**Estratto del documento:**
::::
Corteo antifascista, Perrone: “Spettacolo indegno”

LECCE-“Bombe carta, intimidazioni, un centro storico devastato a colpi di spray e frasi irriguardose contro i marò la dicono lunga sulla visione del mondo della sinistra antifascista, che ieri abbiamo visto sfilare a Lecce”. Così il sindaco Paolo Perrone stigmatizza la manifestazione contro il raduno di Casa Pound, che ha creato non poca tensione in centro.
::::
**Elenco fornito:**
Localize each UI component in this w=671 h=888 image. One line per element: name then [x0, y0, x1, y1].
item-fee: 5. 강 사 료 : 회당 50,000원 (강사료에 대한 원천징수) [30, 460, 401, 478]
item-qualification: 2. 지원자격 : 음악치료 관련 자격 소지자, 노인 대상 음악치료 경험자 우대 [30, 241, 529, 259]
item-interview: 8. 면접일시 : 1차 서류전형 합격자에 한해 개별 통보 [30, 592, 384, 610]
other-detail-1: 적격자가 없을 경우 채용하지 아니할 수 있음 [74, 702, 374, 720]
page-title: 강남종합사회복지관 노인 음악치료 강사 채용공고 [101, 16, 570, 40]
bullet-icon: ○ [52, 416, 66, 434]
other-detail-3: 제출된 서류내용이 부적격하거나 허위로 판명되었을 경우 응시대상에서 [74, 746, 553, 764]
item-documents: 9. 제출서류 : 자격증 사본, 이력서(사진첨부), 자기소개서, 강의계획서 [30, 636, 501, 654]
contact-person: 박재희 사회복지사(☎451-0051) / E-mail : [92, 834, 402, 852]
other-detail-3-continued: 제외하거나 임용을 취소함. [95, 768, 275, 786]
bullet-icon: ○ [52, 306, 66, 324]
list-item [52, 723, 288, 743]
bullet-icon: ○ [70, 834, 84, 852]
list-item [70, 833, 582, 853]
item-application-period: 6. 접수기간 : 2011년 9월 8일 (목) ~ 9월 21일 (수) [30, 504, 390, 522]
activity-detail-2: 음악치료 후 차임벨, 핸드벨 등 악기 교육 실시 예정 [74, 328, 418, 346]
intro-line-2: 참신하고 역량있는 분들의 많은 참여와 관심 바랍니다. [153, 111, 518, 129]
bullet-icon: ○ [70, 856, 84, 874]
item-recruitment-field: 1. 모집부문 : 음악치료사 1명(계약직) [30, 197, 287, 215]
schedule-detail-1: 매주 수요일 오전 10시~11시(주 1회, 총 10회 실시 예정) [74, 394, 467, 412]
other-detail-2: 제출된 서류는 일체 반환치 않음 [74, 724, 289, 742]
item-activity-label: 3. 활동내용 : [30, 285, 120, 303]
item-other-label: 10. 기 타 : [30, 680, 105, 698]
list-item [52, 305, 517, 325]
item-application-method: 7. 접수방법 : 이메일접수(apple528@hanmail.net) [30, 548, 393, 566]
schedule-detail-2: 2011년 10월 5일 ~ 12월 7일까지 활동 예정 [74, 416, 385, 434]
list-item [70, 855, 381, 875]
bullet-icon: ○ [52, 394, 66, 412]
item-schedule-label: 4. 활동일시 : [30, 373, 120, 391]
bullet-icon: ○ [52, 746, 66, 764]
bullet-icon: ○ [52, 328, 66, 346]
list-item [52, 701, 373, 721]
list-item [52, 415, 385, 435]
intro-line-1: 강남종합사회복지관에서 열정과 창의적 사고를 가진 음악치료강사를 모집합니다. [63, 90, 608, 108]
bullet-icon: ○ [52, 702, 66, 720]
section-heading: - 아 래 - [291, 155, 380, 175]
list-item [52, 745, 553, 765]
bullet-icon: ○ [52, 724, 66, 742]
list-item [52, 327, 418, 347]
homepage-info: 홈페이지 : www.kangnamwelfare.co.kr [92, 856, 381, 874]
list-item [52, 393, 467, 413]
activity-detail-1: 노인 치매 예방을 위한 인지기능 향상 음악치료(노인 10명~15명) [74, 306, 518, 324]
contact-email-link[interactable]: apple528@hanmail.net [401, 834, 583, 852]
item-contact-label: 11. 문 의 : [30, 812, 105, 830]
::::
**Cosa fare:**
1. Nell'articolo sul corteo antifascista, che carica ricopre Paolo Perrone?
2. Secondo l'articolo sul corteo antifascista, quali fatti della manifestazione rivelano per Perrone la visione del mondo della sinistra antifascista? Rispondi in una-tre frasi.
3. Prosegui l'articolo sul corteo antifascista a Lecce dopo l'ultima frase riportata.
L'elenco proviene da un'altra fonte.

**Risposte:**
1. È il sindaco.

2. Per Perrone la rivelano le bombe carta e le intimidazioni. Cita poi il centro storico devastato a colpi di spray e le frasi irriguardose contro i marò. Secondo lui questi fatti la dicono lunga sulla visione del mondo della sinistra antifascista che ha sfilato a Lecce.

3.
“Le assurdità concettuali sostanziate a colpi di spray verranno cancellate, purtroppo con i soldi che gli incolpevoli contribuenti leccesi ci consegnano per il funzionamento e il decoro della loro città. ..E allora, mi chiedo, di quale democrazia va cianciando chi coccola queste frange violente ed eversive che riaffermano con i fatti ciò che dicono di voler contrastare a parole, ovvero l’imposizione coatta di un pensiero e di un’ideologia? Il corteo non si è trasformato definitivamente in guerriglia urbana solo grazie ai nervi saldi delle forze dell’ordine leccesi, che ringrazio ancora una volta per competenza e alta professionalità; altro che storie – i paladini ideali di questa sinistra ci dicessero come giudicano l’indegno spettacolo andato in scena ieri per le strade della civilissima Lecce. Sarebbe interessante e opportuno che, su questo, i rappresentanti della sinistra cittadina dicessero la loro, ascoltando democraticamente i leccesi per sapere cosa pensino al riguardo.”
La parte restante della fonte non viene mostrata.